### [Problem statement]
Count the rows below that contain the string "value", treating uppercase and lowercase as different. Reply with the number only.

####################

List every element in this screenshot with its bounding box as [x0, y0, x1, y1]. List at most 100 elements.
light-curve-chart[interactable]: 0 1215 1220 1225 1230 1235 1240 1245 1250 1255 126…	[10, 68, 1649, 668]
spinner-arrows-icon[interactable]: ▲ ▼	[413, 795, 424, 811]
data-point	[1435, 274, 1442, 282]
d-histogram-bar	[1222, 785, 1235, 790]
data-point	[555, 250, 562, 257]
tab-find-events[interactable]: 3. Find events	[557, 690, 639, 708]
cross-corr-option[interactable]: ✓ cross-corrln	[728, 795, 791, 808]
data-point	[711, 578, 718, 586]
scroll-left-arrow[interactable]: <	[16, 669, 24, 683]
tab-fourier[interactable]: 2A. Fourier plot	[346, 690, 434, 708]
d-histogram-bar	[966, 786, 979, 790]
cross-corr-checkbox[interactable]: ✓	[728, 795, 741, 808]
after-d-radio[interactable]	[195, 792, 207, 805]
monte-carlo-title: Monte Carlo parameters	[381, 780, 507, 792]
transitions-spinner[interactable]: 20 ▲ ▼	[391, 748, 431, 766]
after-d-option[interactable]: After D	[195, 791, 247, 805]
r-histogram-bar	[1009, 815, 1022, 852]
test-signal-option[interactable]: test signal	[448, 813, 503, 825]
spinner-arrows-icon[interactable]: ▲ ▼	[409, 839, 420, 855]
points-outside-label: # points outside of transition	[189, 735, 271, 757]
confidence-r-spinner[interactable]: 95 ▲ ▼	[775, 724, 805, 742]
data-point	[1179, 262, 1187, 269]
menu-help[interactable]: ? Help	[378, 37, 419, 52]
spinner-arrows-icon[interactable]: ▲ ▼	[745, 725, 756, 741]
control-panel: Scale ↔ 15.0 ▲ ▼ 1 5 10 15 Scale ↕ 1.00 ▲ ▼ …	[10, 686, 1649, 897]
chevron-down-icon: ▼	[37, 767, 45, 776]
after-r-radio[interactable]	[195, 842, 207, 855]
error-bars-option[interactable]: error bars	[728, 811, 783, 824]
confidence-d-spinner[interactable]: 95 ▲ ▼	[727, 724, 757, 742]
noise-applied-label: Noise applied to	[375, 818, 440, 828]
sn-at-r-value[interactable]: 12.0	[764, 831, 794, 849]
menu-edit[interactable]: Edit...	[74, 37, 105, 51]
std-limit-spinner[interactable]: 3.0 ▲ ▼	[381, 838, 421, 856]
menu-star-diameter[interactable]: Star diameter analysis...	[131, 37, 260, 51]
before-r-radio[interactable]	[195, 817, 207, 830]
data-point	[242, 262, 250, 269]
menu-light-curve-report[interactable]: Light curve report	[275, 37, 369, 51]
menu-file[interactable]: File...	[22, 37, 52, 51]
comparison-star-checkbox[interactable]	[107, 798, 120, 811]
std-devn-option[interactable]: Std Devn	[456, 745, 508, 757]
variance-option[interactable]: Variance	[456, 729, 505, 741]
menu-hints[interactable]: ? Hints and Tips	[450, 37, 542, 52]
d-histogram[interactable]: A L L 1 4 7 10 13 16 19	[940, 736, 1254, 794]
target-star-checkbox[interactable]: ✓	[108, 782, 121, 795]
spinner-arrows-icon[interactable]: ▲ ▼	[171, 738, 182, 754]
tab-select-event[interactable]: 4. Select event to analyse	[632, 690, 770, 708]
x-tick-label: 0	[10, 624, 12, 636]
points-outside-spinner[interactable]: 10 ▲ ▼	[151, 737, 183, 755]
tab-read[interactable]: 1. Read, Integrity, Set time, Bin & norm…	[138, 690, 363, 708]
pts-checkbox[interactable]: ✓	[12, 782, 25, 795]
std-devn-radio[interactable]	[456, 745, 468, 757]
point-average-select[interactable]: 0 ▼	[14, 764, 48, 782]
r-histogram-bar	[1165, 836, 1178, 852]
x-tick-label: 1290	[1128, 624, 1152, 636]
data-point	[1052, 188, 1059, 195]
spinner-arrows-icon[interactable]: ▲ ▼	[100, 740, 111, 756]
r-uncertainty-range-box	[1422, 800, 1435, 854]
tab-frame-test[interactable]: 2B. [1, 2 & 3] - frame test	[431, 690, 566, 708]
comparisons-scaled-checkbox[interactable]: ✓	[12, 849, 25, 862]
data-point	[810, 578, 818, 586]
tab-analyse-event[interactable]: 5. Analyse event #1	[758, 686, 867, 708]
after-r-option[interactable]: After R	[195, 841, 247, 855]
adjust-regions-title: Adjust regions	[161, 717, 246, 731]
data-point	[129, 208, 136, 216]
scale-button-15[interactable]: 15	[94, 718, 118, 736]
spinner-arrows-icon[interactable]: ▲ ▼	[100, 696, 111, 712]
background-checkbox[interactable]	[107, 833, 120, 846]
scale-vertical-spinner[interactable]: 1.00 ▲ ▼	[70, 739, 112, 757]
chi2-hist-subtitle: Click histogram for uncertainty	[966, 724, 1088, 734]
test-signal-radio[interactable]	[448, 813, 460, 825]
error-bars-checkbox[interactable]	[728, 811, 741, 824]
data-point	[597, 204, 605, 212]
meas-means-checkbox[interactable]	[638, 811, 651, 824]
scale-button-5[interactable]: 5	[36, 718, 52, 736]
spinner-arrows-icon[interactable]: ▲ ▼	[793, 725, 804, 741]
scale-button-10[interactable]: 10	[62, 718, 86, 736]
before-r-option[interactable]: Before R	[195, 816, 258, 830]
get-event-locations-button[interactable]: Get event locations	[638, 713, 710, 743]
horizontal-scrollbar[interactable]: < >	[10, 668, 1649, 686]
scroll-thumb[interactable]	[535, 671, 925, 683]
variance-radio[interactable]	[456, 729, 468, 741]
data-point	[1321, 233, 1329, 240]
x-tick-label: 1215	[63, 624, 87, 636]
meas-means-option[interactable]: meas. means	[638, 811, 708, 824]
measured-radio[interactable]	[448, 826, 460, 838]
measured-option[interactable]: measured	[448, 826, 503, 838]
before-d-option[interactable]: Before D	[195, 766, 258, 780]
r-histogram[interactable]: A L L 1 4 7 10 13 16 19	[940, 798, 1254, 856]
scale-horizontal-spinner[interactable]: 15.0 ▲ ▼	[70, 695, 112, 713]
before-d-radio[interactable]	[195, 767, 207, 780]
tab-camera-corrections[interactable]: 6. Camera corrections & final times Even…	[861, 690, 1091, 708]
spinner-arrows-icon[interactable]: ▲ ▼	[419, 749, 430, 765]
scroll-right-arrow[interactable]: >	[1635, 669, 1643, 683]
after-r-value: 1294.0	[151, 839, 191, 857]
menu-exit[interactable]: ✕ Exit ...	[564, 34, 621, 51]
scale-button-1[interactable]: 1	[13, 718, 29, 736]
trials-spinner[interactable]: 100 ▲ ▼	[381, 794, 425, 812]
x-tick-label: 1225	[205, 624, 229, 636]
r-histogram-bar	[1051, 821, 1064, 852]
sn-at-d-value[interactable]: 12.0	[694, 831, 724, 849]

####################

### [Correct answer]
3